Goal: Write the data below out exactly as it stands. Do not include the pictures.

- - - - -

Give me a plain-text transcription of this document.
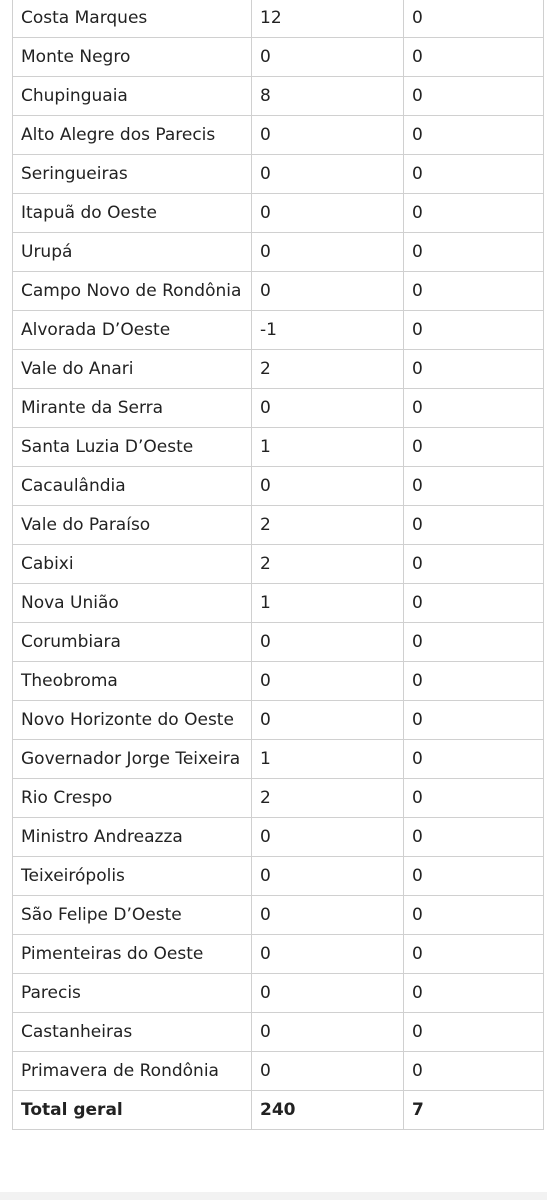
Costa Marques	12	0
Monte Negro	0	0
Chupinguaia	8	0
Alto Alegre dos Parecis	0	0
Seringueiras	0	0
Itapuã do Oeste	0	0
Urupá	0	0
Campo Novo de Rondônia	0	0
Alvorada D’Oeste	-1	0
Vale do Anari	2	0
Mirante da Serra	0	0
Santa Luzia D’Oeste	1	0
Cacaulândia	0	0
Vale do Paraíso	2	0
Cabixi	2	0
Nova União	1	0
Corumbiara	0	0
Theobroma	0	0
Novo Horizonte do Oeste	0	0
Governador Jorge Teixeira	1	0
Rio Crespo	2	0
Ministro Andreazza	0	0
Teixeirópolis	0	0
São Felipe D’Oeste	0	0
Pimenteiras do Oeste	0	0
Parecis	0	0
Castanheiras	0	0
Primavera de Rondônia	0	0
Total geral	240	7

- - - - -

Task solution:
Give me a plain-text transcription of this document.
Costa Marques	12	0
Monte Negro	0	0
Chupinguaia	8	0
Alto Alegre dos Parecis	0	0
Seringueiras	0	0
Itapuã do Oeste	0	0
Urupá	0	0
Campo Novo de Rondônia	0	0
Alvorada D’Oeste	-1	0
Vale do Anari	2	0
Mirante da Serra	0	0
Santa Luzia D’Oeste	1	0
Cacaulândia	0	0
Vale do Paraíso	2	0
Cabixi	2	0
Nova União	1	0
Corumbiara	0	0
Theobroma	0	0
Novo Horizonte do Oeste	0	0
Governador Jorge Teixeira	1	0
Rio Crespo	2	0
Ministro Andreazza	0	0
Teixeirópolis	0	0
São Felipe D’Oeste	0	0
Pimenteiras do Oeste	0	0
Parecis	0	0
Castanheiras	0	0
Primavera de Rondônia	0	0
Total geral	240	7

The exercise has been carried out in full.